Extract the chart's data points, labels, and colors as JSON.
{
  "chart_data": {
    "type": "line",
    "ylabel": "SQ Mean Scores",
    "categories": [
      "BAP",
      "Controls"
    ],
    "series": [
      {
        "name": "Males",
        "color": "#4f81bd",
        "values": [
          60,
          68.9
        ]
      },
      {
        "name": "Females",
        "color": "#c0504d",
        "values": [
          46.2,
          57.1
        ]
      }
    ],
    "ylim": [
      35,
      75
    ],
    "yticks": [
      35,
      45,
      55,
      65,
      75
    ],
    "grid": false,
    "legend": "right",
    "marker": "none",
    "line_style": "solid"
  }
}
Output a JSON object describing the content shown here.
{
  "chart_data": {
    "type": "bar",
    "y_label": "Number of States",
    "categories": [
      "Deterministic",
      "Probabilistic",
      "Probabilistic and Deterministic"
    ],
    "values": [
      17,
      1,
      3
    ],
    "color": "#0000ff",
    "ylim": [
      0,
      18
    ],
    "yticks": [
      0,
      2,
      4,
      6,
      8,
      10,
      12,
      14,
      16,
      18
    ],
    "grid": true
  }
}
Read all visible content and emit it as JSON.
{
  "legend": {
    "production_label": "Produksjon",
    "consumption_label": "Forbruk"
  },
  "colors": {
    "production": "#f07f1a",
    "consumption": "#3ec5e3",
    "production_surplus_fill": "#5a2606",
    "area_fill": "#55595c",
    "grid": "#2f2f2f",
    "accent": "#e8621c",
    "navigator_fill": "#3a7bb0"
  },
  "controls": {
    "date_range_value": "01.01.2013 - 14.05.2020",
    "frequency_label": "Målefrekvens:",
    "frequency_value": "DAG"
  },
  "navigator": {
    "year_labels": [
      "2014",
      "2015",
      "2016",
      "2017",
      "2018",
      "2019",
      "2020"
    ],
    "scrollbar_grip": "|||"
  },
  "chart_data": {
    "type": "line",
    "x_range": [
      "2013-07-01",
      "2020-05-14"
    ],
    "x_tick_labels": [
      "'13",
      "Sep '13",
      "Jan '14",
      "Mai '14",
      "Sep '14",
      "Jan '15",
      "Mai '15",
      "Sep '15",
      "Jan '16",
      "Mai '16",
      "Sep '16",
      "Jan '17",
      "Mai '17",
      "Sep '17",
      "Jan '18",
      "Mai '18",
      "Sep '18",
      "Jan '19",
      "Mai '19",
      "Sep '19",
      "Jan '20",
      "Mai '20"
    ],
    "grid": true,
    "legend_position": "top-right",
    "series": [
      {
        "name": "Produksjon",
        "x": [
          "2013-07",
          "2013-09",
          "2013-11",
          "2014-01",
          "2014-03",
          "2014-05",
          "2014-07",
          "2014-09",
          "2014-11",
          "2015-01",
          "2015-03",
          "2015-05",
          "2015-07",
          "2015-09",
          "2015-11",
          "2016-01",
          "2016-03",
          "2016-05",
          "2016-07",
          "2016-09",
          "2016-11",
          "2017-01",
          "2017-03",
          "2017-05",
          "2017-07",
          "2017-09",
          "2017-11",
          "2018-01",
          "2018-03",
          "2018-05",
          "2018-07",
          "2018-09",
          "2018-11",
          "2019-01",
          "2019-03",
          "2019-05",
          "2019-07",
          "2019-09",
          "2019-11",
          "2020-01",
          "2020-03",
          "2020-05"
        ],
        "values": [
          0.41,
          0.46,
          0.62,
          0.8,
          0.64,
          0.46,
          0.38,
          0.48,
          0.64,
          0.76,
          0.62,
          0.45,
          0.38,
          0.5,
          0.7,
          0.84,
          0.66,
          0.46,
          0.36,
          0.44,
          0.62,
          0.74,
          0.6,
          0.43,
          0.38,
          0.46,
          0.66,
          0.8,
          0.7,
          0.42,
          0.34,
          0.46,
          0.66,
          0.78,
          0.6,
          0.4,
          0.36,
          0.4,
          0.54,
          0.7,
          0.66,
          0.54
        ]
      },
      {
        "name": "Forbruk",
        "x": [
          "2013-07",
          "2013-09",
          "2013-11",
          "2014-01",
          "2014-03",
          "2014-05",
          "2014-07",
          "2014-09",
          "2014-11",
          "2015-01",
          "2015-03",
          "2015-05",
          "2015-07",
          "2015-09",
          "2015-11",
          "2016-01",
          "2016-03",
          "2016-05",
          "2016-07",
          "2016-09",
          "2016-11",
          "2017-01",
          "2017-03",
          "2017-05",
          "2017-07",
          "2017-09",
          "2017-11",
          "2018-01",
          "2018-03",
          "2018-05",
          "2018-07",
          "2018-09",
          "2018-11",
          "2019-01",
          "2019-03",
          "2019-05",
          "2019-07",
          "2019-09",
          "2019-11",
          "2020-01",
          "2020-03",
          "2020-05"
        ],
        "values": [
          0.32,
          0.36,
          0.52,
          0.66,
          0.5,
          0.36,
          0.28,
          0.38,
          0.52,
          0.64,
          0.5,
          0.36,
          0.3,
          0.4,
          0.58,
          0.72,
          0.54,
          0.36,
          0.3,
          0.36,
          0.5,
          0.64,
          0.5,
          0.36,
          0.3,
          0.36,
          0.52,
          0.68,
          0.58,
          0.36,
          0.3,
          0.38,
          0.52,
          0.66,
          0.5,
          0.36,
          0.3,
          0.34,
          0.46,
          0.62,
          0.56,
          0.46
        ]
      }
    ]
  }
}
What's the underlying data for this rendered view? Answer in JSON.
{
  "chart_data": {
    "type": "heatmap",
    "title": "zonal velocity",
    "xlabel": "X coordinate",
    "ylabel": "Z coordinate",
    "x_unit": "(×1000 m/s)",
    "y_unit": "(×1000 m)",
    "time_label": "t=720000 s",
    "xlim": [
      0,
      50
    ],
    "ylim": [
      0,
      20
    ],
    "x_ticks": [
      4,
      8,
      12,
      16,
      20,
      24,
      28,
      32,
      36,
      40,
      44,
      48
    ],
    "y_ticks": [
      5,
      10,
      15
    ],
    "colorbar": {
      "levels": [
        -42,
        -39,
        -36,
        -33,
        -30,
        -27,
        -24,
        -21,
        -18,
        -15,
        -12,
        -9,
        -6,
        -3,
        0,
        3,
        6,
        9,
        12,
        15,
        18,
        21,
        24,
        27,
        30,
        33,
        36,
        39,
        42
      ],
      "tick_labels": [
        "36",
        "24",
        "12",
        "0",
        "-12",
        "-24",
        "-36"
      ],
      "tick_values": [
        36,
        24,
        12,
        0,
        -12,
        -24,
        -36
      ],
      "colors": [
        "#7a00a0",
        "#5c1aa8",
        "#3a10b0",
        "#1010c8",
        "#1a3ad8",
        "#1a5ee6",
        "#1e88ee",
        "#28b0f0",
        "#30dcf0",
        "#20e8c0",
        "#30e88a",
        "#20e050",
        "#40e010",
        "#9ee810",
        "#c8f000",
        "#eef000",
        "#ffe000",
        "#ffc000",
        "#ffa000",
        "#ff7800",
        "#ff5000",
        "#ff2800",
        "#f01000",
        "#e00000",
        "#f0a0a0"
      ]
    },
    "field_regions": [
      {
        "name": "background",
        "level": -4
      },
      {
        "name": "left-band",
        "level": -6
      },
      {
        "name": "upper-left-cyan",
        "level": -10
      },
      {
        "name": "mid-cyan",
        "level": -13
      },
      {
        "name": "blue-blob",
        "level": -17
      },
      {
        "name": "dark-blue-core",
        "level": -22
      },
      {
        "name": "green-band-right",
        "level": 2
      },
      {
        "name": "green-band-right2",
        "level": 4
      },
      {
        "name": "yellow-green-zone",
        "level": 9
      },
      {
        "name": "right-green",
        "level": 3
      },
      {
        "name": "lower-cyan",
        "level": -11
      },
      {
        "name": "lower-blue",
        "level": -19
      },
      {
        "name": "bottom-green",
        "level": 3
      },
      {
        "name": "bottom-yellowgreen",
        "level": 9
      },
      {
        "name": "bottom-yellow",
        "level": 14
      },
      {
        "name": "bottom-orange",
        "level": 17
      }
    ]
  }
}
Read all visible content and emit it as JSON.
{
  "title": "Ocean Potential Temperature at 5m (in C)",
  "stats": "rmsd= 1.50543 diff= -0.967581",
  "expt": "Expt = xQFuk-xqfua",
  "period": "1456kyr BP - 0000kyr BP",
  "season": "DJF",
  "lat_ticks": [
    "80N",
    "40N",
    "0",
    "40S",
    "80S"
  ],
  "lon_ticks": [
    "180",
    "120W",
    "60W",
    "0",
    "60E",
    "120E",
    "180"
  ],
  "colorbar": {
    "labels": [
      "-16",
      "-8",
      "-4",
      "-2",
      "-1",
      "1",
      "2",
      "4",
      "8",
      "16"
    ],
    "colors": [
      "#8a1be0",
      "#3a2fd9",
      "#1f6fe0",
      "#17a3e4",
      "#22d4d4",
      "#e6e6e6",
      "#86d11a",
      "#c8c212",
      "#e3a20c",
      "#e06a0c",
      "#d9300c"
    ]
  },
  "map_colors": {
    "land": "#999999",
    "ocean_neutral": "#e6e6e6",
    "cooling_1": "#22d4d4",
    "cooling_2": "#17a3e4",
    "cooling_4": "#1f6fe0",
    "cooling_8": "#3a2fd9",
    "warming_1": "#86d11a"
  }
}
──────
*Given request*. Check each line of these records for the string "type" and state only how many lines have it.

*Written solution*. 4